• _YOUR TASK_:
Without the pictures, reproduce the records that follow exactly.

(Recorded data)

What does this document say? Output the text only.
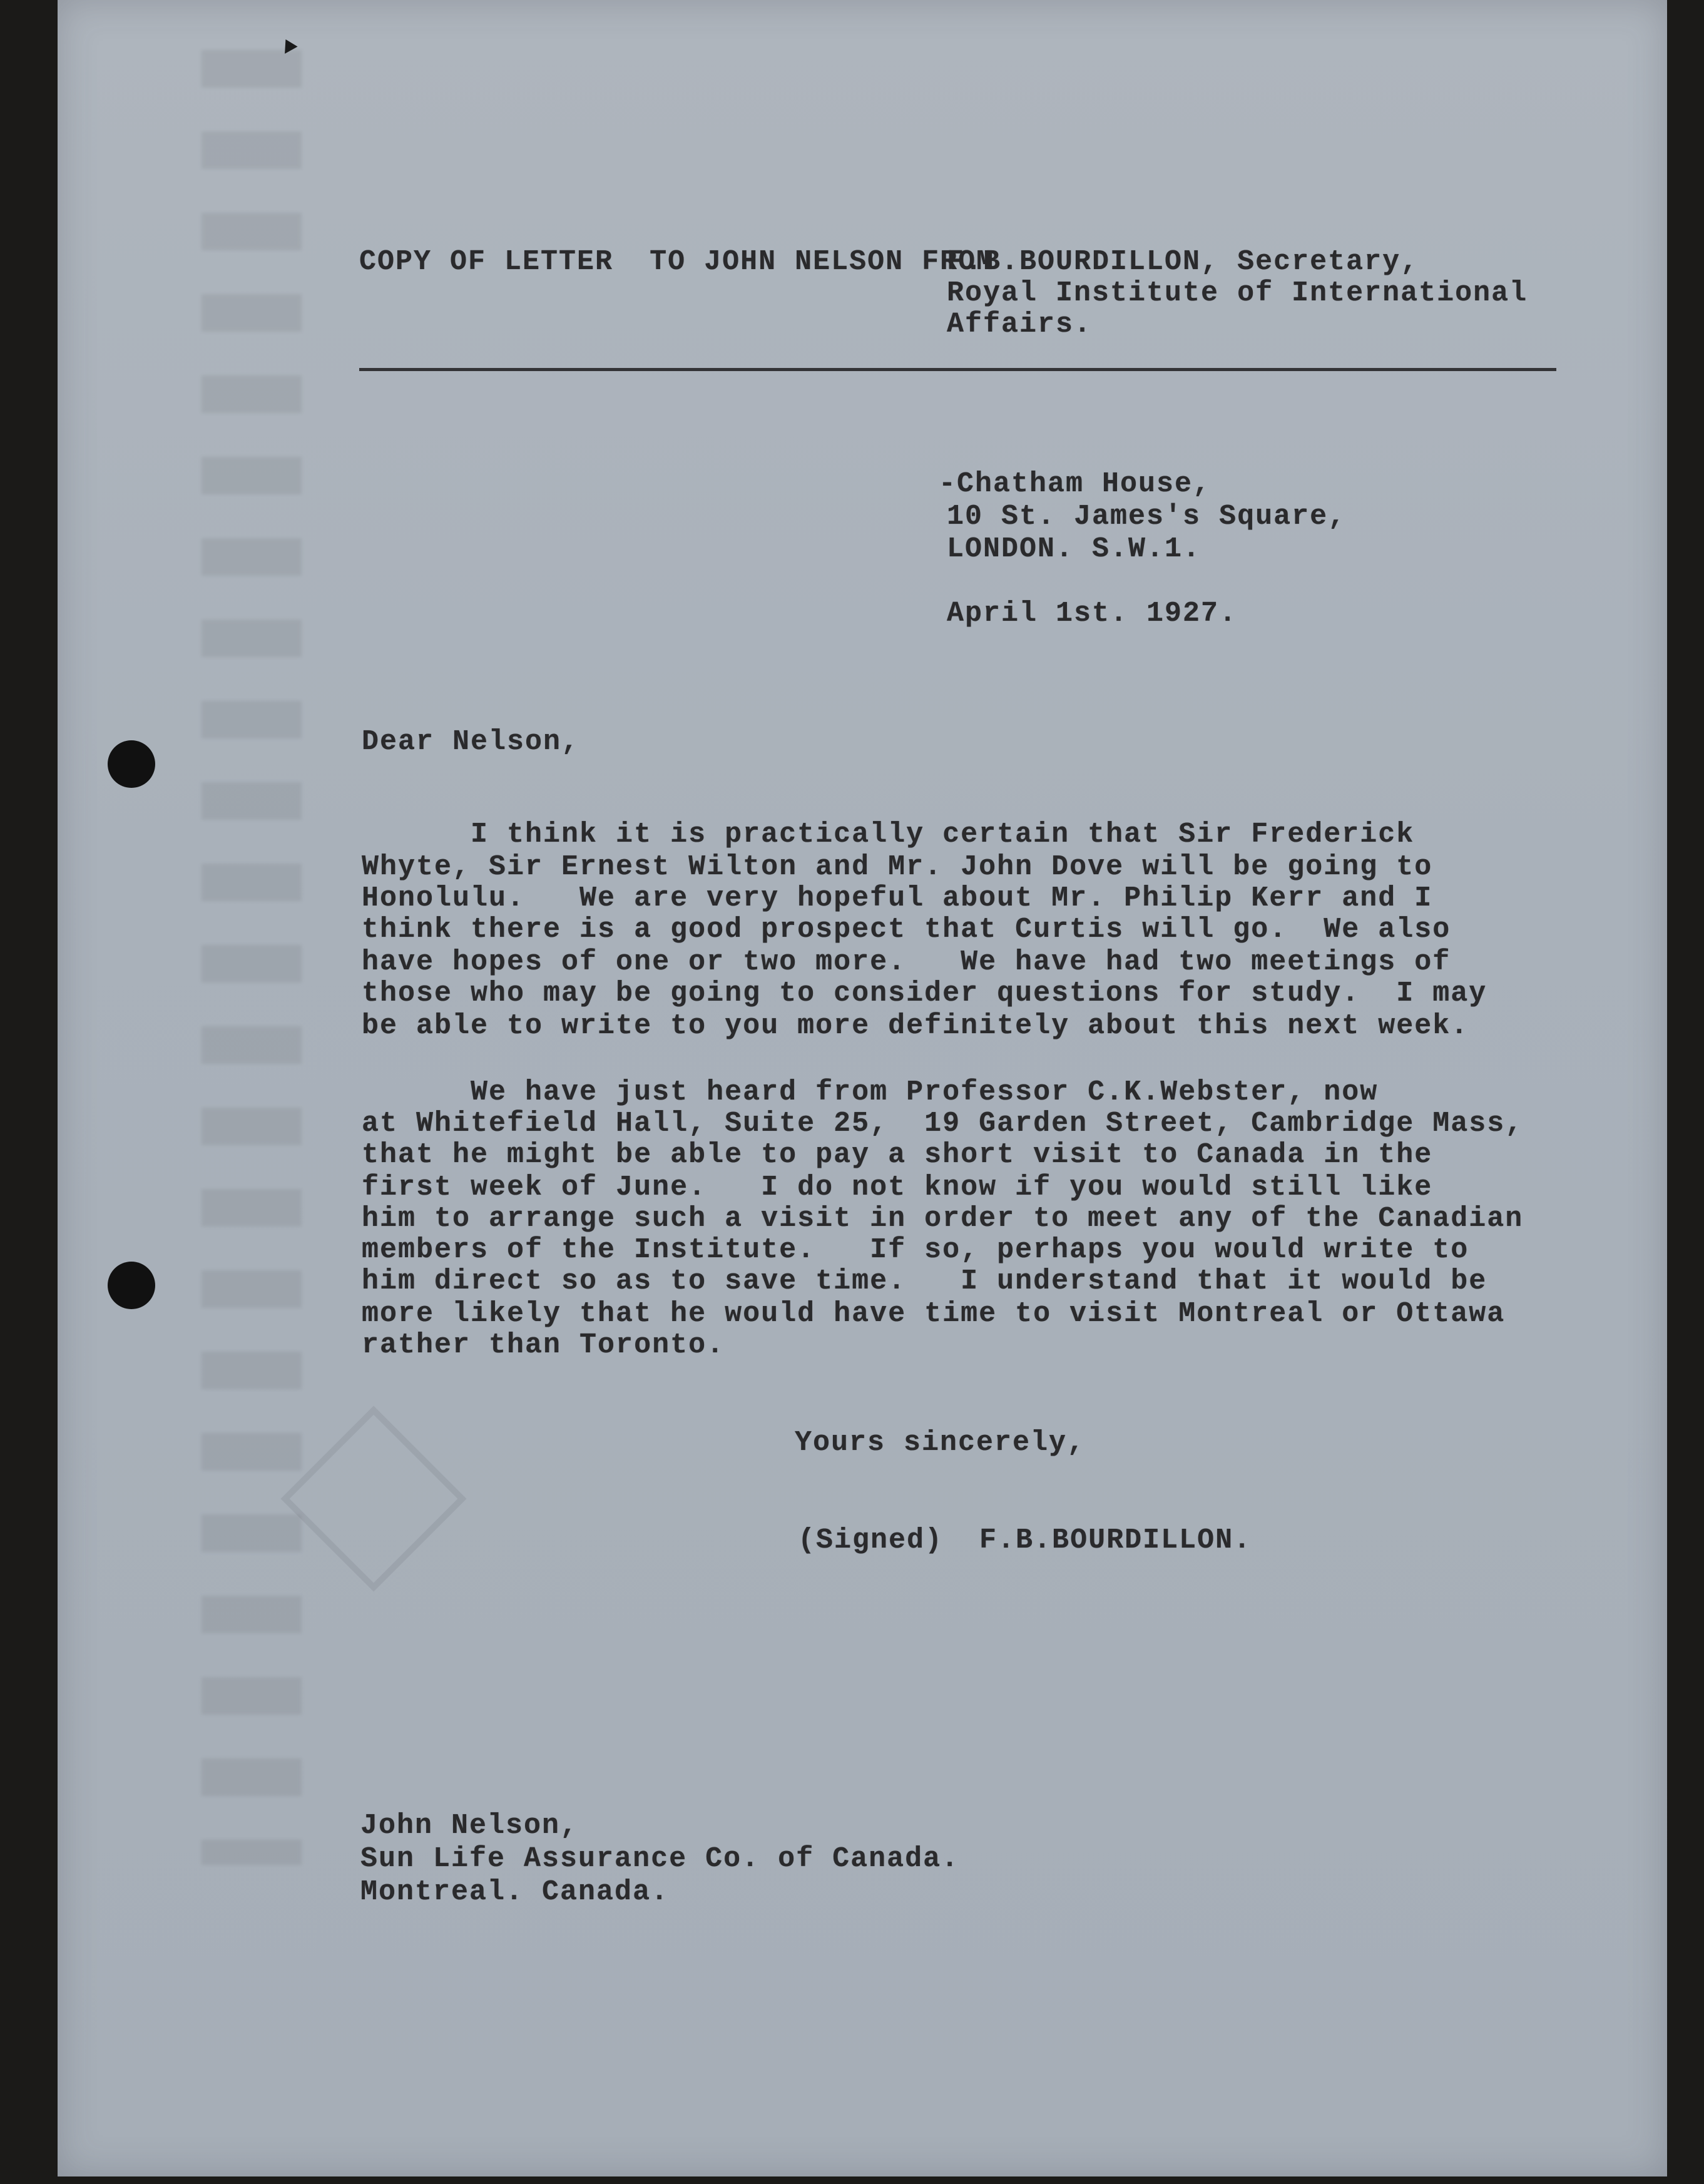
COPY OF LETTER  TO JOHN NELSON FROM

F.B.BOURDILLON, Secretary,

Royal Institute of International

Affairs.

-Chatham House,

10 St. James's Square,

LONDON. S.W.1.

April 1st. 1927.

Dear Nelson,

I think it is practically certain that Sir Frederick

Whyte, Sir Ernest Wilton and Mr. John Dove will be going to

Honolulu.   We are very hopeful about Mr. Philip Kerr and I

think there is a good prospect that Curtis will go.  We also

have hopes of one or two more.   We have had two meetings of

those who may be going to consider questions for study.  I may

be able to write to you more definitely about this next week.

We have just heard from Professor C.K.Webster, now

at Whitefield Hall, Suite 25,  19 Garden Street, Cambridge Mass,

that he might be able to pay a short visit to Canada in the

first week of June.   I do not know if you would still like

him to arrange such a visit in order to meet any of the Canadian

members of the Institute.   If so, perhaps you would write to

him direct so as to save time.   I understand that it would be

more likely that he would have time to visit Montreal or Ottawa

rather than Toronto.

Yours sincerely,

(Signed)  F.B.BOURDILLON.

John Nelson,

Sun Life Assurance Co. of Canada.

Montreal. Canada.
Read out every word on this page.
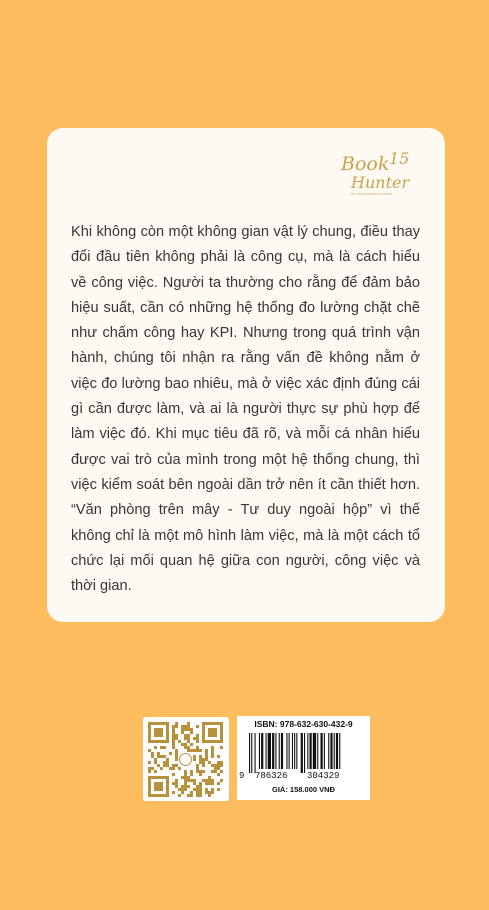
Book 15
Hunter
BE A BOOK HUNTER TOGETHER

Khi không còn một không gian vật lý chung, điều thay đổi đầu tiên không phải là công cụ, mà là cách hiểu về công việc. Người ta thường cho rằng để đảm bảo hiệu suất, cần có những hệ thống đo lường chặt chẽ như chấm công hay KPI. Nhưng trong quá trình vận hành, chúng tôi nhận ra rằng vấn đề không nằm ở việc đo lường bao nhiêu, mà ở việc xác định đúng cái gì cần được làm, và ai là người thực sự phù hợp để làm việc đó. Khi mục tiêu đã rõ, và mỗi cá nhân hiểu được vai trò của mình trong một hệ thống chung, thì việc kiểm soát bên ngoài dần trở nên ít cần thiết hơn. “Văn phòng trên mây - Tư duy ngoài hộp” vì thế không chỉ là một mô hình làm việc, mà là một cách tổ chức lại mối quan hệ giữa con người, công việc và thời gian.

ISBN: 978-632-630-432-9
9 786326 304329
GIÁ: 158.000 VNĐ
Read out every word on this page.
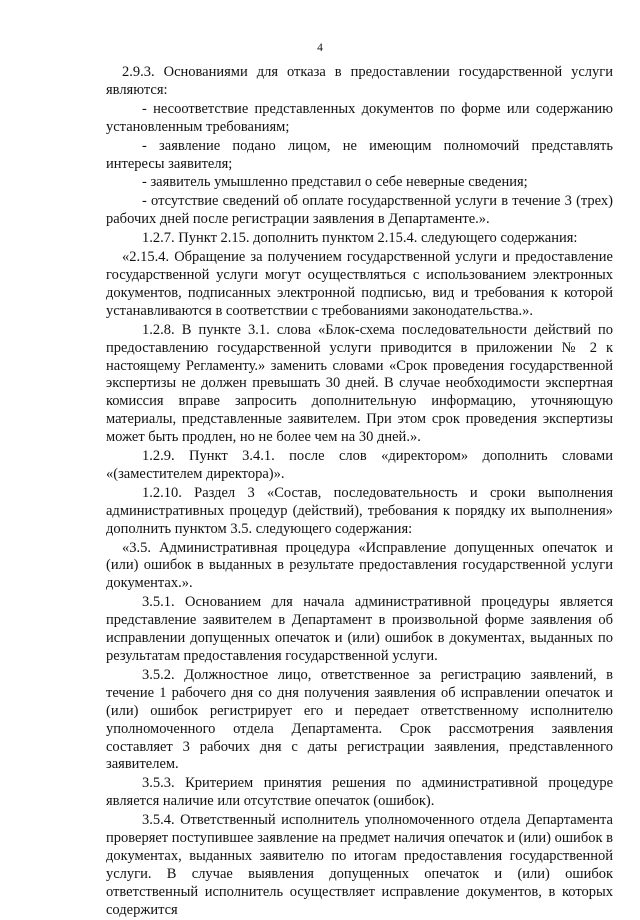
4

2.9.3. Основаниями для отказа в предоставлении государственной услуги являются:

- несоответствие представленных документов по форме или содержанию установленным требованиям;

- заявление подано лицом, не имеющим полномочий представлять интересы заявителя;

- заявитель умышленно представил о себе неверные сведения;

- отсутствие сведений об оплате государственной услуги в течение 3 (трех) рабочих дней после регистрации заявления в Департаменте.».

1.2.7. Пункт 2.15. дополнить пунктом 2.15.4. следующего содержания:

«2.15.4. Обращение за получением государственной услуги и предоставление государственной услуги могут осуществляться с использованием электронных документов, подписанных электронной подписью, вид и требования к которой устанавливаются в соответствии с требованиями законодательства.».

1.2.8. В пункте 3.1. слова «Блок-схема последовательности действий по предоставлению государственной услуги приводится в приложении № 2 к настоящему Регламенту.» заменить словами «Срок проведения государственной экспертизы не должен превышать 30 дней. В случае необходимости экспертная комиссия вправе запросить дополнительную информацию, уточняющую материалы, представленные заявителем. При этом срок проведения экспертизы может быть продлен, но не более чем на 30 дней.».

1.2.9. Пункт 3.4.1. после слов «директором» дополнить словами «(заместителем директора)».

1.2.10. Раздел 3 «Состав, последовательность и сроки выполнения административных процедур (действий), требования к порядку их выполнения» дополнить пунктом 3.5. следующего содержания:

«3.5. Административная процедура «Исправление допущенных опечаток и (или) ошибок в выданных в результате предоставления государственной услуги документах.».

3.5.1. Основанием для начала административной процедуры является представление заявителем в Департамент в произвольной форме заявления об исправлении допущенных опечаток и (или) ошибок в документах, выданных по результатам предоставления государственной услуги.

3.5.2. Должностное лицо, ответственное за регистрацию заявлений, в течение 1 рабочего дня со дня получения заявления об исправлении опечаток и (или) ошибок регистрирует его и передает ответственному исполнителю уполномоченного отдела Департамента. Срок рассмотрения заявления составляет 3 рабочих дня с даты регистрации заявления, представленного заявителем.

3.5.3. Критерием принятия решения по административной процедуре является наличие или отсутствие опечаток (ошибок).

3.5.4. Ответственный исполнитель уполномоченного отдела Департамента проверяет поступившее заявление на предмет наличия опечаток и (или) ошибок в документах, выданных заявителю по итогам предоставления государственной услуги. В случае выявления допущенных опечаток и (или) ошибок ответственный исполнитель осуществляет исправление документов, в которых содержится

• _ANSWER FOR THIS EXERCISE_:
What does this document say? Output the text only.
COPY OF LETTER  TO JOHN NELSON FROM

F.B.BOURDILLON, Secretary,

Royal Institute of International

Affairs.

-Chatham House,

10 St. James's Square,

LONDON. S.W.1.

April 1st. 1927.

Dear Nelson,

I think it is practically certain that Sir Frederick

Whyte, Sir Ernest Wilton and Mr. John Dove will be going to

Honolulu.   We are very hopeful about Mr. Philip Kerr and I

think there is a good prospect that Curtis will go.  We also

have hopes of one or two more.   We have had two meetings of

those who may be going to consider questions for study.  I may

be able to write to you more definitely about this next week.

We have just heard from Professor C.K.Webster, now

at Whitefield Hall, Suite 25,  19 Garden Street, Cambridge Mass,

that he might be able to pay a short visit to Canada in the

first week of June.   I do not know if you would still like

him to arrange such a visit in order to meet any of the Canadian

members of the Institute.   If so, perhaps you would write to

him direct so as to save time.   I understand that it would be

more likely that he would have time to visit Montreal or Ottawa

rather than Toronto.

Yours sincerely,

(Signed)  F.B.BOURDILLON.

John Nelson,

Sun Life Assurance Co. of Canada.

Montreal. Canada.
Read out every word on this page.
Book 15
Hunter
BE A BOOK HUNTER TOGETHER

Khi không còn một không gian vật lý chung, điều thay đổi đầu tiên không phải là công cụ, mà là cách hiểu về công việc. Người ta thường cho rằng để đảm bảo hiệu suất, cần có những hệ thống đo lường chặt chẽ như chấm công hay KPI. Nhưng trong quá trình vận hành, chúng tôi nhận ra rằng vấn đề không nằm ở việc đo lường bao nhiêu, mà ở việc xác định đúng cái gì cần được làm, và ai là người thực sự phù hợp để làm việc đó. Khi mục tiêu đã rõ, và mỗi cá nhân hiểu được vai trò của mình trong một hệ thống chung, thì việc kiểm soát bên ngoài dần trở nên ít cần thiết hơn. “Văn phòng trên mây - Tư duy ngoài hộp” vì thế không chỉ là một mô hình làm việc, mà là một cách tổ chức lại mối quan hệ giữa con người, công việc và thời gian.

ISBN: 978-632-630-432-9
9 786326 304329
GIÁ: 158.000 VNĐ
Read out every word on this page.
4

2.9.3. Основаниями для отказа в предоставлении государственной услуги являются:

- несоответствие представленных документов по форме или содержанию установленным требованиям;

- заявление подано лицом, не имеющим полномочий представлять интересы заявителя;

- заявитель умышленно представил о себе неверные сведения;

- отсутствие сведений об оплате государственной услуги в течение 3 (трех) рабочих дней после регистрации заявления в Департаменте.».

1.2.7. Пункт 2.15. дополнить пунктом 2.15.4. следующего содержания:

«2.15.4. Обращение за получением государственной услуги и предоставление государственной услуги могут осуществляться с использованием электронных документов, подписанных электронной подписью, вид и требования к которой устанавливаются в соответствии с требованиями законодательства.».

1.2.8. В пункте 3.1. слова «Блок-схема последовательности действий по предоставлению государственной услуги приводится в приложении № 2 к настоящему Регламенту.» заменить словами «Срок проведения государственной экспертизы не должен превышать 30 дней. В случае необходимости экспертная комиссия вправе запросить дополнительную информацию, уточняющую материалы, представленные заявителем. При этом срок проведения экспертизы может быть продлен, но не более чем на 30 дней.».

1.2.9. Пункт 3.4.1. после слов «директором» дополнить словами «(заместителем директора)».

1.2.10. Раздел 3 «Состав, последовательность и сроки выполнения административных процедур (действий), требования к порядку их выполнения» дополнить пунктом 3.5. следующего содержания:

«3.5. Административная процедура «Исправление допущенных опечаток и (или) ошибок в выданных в результате предоставления государственной услуги документах.».

3.5.1. Основанием для начала административной процедуры является представление заявителем в Департамент в произвольной форме заявления об исправлении допущенных опечаток и (или) ошибок в документах, выданных по результатам предоставления государственной услуги.

3.5.2. Должностное лицо, ответственное за регистрацию заявлений, в течение 1 рабочего дня со дня получения заявления об исправлении опечаток и (или) ошибок регистрирует его и передает ответственному исполнителю уполномоченного отдела Департамента. Срок рассмотрения заявления составляет 3 рабочих дня с даты регистрации заявления, представленного заявителем.

3.5.3. Критерием принятия решения по административной процедуре является наличие или отсутствие опечаток (ошибок).

3.5.4. Ответственный исполнитель уполномоченного отдела Департамента проверяет поступившее заявление на предмет наличия опечаток и (или) ошибок в документах, выданных заявителю по итогам предоставления государственной услуги. В случае выявления допущенных опечаток и (или) ошибок ответственный исполнитель осуществляет исправление документов, в которых содержится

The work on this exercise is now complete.